## STATED TASK
For each line below that includes the word "higher", make a copy.

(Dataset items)
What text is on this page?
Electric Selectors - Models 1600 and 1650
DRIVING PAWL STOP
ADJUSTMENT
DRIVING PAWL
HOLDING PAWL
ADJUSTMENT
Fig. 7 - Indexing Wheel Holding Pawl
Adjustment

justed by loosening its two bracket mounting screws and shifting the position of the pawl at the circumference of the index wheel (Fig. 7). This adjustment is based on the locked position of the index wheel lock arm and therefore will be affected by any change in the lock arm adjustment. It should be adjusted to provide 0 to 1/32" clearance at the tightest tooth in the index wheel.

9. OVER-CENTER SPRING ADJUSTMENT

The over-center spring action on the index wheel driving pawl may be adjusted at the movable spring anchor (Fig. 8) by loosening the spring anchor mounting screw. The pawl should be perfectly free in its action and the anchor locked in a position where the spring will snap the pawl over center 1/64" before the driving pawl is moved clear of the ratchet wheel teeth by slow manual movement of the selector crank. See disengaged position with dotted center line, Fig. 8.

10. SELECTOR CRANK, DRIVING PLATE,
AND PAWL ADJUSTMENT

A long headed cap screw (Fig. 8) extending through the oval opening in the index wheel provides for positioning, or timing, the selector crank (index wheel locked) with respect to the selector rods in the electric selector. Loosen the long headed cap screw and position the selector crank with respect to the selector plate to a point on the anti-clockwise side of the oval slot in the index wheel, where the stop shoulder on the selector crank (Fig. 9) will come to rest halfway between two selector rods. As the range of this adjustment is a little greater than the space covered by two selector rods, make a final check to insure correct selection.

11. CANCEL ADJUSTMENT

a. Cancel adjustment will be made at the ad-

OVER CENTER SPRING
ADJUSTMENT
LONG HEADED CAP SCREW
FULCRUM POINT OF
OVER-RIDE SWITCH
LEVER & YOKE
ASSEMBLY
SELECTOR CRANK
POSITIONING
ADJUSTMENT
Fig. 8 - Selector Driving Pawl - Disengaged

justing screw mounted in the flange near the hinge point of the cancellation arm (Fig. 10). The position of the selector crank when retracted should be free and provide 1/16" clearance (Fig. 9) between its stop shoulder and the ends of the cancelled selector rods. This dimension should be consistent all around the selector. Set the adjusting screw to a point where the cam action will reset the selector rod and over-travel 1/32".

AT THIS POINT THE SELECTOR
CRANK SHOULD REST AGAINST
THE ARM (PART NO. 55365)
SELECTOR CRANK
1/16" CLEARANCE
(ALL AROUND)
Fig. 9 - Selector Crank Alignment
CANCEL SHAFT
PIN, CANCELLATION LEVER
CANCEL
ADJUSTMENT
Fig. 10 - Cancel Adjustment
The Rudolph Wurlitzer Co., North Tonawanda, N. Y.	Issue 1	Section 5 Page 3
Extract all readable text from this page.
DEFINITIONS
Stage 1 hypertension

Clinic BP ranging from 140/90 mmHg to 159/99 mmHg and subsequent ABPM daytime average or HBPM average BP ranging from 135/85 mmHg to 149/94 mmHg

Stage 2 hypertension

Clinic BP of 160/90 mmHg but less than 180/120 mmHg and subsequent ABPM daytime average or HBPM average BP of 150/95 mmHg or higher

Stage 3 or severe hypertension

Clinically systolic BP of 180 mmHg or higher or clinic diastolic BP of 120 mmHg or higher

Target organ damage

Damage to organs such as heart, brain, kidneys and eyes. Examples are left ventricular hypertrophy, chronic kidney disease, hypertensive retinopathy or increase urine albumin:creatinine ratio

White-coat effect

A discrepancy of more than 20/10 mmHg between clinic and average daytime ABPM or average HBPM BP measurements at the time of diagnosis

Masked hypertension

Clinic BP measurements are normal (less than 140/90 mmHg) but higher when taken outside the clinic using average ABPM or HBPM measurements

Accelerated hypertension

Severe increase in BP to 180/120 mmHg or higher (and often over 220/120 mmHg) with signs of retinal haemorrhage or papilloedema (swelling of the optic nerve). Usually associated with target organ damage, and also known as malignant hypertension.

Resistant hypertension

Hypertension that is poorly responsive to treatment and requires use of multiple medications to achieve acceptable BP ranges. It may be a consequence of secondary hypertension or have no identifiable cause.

## ANSWER IN FULL
Clinic BP of 160/90 mmHg but less than 180/120 mmHg and subsequent ABPM daytime average or HBPM average BP of 150/95 mmHg or higher
Clinically systolic BP of 180 mmHg or higher or clinic diastolic BP of 120 mmHg or higher
Clinic BP measurements are normal (less than 140/90 mmHg) but higher when taken outside the clinic using average ABPM or HBPM measurements
Severe increase in BP to 180/120 mmHg or higher (and often over 220/120 mmHg) with signs of retinal haemorrhage or papilloedema (swelling of the optic nerve). Usually associated with target organ damage, and also known as malignant hypertension.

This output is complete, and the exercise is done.